* Exercise task *
Find every line in the records that holds the string "also". Copy each one.

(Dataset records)
::::::

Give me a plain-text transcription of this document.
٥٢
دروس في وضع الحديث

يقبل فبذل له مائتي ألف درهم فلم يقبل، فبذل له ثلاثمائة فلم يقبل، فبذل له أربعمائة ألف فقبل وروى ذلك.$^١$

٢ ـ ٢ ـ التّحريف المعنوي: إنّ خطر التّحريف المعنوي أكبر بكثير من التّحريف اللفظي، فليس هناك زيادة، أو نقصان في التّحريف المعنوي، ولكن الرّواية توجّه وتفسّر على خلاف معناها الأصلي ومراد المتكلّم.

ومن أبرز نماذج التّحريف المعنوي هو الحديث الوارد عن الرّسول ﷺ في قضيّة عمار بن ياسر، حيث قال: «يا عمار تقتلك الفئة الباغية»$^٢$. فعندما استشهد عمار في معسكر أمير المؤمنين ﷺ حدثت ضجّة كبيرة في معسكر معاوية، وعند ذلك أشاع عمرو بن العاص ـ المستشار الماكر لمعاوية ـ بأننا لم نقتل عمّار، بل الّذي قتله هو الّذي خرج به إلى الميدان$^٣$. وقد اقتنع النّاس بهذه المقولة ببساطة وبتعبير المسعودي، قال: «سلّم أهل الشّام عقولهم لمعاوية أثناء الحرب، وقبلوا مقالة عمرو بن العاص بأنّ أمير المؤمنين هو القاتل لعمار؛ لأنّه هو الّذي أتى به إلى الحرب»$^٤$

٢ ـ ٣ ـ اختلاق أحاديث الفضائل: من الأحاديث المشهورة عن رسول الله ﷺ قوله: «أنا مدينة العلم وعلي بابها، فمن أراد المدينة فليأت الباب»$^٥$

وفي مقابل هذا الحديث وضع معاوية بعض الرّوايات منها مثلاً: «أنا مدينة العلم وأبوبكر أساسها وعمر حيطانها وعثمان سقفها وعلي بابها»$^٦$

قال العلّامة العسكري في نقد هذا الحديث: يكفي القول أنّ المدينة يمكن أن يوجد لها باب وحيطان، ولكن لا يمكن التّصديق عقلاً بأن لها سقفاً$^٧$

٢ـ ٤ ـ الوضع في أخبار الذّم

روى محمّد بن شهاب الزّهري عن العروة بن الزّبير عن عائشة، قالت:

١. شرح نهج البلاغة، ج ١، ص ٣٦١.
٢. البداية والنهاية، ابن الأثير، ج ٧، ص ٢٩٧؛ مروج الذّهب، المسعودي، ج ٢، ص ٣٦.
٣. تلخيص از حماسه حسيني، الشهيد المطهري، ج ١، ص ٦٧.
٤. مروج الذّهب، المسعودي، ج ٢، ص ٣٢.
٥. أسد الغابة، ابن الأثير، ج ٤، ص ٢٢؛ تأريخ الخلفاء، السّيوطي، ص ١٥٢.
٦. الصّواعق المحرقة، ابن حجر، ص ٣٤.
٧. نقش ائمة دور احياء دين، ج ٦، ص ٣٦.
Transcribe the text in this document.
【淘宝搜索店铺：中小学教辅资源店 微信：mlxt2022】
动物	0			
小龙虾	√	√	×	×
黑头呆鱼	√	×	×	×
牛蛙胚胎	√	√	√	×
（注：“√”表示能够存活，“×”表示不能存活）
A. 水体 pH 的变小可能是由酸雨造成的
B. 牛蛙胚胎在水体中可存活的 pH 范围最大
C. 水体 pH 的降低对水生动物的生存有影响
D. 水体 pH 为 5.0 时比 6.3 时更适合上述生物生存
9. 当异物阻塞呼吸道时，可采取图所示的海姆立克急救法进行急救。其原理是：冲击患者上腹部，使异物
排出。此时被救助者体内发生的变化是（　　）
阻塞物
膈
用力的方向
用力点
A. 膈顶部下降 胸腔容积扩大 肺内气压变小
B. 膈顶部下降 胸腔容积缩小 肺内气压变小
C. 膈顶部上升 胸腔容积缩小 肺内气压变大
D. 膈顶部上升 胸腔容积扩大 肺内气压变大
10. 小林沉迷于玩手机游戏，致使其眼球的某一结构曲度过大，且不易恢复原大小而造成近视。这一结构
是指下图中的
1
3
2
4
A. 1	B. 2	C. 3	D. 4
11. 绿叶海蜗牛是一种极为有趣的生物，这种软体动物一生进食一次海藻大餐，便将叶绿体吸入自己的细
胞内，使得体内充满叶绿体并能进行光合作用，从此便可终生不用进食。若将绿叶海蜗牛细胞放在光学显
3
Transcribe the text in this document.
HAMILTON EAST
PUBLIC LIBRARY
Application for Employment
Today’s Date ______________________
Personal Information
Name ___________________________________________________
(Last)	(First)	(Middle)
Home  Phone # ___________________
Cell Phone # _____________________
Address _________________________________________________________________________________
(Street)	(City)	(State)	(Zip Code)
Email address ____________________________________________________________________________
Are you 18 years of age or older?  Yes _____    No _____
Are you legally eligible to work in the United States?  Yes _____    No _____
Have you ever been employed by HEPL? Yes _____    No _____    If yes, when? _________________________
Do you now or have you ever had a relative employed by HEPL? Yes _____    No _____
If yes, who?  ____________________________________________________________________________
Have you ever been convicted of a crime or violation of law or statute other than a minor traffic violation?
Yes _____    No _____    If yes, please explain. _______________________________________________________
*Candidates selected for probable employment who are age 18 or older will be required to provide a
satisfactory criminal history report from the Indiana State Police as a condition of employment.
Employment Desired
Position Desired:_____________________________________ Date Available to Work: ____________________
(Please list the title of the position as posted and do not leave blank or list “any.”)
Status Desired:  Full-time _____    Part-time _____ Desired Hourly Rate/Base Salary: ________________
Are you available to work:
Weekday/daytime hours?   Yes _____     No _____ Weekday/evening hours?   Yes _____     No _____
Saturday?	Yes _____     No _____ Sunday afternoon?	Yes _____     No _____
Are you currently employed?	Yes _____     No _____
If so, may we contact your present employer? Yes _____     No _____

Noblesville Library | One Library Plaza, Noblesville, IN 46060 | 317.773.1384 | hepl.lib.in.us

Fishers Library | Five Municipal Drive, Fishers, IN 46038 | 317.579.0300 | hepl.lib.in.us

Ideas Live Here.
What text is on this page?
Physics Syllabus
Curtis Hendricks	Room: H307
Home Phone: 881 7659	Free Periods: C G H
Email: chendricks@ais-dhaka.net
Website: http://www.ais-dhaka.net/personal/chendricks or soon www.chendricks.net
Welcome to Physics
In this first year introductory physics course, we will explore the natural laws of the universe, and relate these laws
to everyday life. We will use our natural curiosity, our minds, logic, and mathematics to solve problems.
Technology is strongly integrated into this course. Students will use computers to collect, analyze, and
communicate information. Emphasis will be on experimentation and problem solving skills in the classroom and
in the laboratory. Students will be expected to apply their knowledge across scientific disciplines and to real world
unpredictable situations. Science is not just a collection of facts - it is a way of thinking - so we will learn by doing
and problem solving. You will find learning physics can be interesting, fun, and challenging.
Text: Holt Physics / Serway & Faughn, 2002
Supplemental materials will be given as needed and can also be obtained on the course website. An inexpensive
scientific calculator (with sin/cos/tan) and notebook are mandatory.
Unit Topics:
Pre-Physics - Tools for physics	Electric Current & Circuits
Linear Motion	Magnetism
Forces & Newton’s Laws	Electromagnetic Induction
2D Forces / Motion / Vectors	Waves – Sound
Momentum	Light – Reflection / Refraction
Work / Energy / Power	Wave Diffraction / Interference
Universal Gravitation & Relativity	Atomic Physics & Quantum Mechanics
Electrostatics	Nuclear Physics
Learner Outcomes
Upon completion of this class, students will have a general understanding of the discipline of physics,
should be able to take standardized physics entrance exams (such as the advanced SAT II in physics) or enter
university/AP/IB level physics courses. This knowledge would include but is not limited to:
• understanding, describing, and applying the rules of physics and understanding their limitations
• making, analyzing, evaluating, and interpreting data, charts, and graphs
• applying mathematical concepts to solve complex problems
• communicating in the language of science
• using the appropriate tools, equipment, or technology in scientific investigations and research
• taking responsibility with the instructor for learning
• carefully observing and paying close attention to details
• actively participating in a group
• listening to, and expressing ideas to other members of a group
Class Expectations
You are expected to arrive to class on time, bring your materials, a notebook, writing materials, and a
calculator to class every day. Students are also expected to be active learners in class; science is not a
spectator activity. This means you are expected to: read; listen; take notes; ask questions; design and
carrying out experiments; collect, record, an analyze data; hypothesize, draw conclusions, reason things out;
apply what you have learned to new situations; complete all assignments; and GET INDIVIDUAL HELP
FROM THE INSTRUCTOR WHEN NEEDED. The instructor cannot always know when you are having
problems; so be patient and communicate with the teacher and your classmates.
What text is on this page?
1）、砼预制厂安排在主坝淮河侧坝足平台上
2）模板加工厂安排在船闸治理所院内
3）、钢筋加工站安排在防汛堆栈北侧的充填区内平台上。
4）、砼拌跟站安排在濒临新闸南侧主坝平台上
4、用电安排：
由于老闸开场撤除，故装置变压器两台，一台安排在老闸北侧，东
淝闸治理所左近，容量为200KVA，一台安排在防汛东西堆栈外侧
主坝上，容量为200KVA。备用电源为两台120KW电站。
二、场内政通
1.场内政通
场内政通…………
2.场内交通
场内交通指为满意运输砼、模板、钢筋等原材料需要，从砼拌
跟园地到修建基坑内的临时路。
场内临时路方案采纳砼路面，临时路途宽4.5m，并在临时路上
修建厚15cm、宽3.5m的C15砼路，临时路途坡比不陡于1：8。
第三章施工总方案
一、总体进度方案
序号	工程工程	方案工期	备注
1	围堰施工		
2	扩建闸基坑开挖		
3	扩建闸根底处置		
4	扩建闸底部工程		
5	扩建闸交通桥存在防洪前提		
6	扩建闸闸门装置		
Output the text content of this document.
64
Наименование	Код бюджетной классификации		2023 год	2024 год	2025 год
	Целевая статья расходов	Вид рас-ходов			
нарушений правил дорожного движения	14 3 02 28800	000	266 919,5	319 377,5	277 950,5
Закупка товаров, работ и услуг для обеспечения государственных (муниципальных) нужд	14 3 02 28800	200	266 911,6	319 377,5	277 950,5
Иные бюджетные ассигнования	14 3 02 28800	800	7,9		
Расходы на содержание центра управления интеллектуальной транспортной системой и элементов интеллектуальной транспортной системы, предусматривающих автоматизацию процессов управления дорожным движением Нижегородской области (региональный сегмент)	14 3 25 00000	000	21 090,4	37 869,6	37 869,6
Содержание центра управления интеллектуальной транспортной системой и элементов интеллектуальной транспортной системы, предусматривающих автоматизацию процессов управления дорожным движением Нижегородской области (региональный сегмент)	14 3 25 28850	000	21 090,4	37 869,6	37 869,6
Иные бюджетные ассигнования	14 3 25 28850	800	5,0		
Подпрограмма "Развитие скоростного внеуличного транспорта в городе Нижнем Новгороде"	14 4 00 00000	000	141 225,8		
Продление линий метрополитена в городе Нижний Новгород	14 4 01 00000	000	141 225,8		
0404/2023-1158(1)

::::::

* Exercise response *
Supplemental materials will be given as needed and can also be obtained on the course website. An inexpensive
calculator to class every day. Students are also expected to be active learners in class; science is not a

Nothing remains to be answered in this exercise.